### Exercise passage
------------------------------------------------------------
It combines public health and climate change expertise with guidance on implementing solutions to air pollution in support of global development goals.

The campaign seeks to create change by
Connecting Cities
Provide a platform for cities to share best practices and demonstrate progress in their journey to meeting WHO air quality targets by 2030

Increasing Monitoring
Work with municipalities to expand monitoring efforts that can keep citizens informed and facilitate more sustainable urban development

Accelerating Solutions
Build demand for new solutions that are working and support municipalities in effectively implementing them in their own cities

Empowering Individuals
Educate people about the burden air pollution poses to our health and our climate and provide meaningful ways to take action both locally and globally
For more information and how you can contribute to controlling and reducing air pollution log on to www. http://breathelife2030.org

The Clean Air Marathon
To create heightened awareness among the world’s population on the dangers of air pollution and what each individual can do to control it, the BreatheLife Campaign has launched a ‘Clean Air Marathon’, this month.

The idea is to get each one of us to walk, cycle or take public transport instead of driving our vehicles for the equivalent of 42 kms (26 miles) this month.

The target is to try and reduce car use by 7000 million kms for the 7 million lives lost to air pollution each year.

‘We need to take ownership’ 
Mumbaikars respond to the issue of air pollution and what we can do to tackle the problem

"Major sources of air pollution in Mumbai seem to be construction-related pollution, vehicular emissions, and the open burning of garbage. I'm not sure we can do much about construction-related pollution right now but other obvious measures would be increasing our green cover and improving our public transport for enhanced convenience and to accommodate higher volumes. Better waste management and coordination with our informal recycling economy (such as kabbadiwalas) will help reduce the burning of garbage. However, we as individuals also need to take ownership of the problem, which means we should be using public transport, carpooling, cycling, or walking when possible, and we should also reduce our overall consumption and waste."
------------------------------------------------------------
### Recorded information
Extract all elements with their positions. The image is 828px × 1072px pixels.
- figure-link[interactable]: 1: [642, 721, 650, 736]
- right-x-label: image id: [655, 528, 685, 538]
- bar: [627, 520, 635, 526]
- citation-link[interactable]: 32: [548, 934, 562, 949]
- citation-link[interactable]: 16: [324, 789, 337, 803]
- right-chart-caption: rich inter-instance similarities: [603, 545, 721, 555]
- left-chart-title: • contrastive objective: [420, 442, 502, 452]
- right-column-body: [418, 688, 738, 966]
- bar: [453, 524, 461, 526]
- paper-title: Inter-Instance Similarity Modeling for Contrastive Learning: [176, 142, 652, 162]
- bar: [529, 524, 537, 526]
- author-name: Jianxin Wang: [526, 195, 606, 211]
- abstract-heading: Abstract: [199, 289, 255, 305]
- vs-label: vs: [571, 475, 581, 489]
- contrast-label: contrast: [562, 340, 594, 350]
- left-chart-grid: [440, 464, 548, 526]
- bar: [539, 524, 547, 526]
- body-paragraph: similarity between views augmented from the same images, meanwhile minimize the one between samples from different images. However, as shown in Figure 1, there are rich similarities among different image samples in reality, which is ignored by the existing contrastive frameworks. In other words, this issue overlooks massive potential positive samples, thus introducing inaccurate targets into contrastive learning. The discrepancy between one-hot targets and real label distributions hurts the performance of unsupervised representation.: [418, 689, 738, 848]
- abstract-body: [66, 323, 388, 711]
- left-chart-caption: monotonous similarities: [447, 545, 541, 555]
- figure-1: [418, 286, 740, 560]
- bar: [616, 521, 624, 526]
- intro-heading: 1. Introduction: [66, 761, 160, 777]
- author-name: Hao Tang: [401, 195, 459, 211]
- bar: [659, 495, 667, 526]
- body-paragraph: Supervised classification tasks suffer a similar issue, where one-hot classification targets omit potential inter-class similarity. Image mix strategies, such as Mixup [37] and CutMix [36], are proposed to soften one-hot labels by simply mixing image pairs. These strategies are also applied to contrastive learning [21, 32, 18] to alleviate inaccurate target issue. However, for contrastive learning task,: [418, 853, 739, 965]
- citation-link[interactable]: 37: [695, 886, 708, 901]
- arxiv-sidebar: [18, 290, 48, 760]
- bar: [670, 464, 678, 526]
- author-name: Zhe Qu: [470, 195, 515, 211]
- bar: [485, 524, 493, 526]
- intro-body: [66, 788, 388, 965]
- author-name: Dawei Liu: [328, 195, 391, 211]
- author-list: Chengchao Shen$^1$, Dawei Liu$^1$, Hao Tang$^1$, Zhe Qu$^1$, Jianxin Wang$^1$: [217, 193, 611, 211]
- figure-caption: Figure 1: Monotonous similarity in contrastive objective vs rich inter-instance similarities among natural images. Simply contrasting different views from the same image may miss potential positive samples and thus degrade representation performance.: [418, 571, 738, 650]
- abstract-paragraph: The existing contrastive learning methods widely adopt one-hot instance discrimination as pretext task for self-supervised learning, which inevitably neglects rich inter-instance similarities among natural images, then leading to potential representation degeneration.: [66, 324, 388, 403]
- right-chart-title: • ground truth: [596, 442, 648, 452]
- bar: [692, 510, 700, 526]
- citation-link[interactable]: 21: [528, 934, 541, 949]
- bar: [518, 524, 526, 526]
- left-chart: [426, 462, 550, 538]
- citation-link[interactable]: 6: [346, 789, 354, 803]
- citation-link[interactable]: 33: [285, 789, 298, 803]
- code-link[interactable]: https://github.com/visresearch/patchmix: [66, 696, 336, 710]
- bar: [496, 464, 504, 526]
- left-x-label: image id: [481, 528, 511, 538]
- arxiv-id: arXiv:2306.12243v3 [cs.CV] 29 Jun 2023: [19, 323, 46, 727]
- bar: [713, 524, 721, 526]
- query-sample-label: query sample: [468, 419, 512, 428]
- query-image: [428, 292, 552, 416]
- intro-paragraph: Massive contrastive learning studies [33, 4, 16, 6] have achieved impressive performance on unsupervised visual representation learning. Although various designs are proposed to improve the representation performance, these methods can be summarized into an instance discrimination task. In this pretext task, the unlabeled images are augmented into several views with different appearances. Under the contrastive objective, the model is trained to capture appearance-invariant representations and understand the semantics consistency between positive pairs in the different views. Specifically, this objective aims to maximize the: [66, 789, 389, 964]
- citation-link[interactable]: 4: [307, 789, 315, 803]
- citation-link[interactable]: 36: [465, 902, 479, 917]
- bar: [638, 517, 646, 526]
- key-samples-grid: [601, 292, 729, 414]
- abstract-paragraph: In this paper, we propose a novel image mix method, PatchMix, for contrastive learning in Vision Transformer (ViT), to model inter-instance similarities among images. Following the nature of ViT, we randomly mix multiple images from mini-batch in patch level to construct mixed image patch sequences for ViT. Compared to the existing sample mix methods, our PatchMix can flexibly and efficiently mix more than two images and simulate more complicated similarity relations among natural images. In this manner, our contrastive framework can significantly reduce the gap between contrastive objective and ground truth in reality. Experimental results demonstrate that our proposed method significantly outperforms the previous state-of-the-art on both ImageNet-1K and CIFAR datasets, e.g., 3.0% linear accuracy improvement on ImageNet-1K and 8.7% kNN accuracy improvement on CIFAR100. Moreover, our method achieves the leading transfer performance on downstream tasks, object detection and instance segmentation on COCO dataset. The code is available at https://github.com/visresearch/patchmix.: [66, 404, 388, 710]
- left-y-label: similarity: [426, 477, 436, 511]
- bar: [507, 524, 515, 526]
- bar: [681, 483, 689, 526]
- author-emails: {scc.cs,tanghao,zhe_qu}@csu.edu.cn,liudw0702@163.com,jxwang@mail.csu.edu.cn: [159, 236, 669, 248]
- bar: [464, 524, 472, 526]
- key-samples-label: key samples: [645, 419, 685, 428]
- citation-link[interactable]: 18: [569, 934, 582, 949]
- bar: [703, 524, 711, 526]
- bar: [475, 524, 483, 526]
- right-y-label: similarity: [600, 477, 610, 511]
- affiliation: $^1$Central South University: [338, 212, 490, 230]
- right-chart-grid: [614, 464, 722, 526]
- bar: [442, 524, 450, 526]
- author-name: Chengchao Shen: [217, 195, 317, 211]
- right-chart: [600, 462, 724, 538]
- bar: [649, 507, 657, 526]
------------------------------------------------------------
### Assigned task
Echo the part of the air pollution campaign text starting at "The Clean Air" and ending at "Marathon’, this month.".

### Answer below
The Clean Air Marathon
To create heightened awareness among the world’s population on the dangers of air pollution and what each individual can do to control it, the BreatheLife Campaign has launched a ‘Clean Air Marathon’, this month.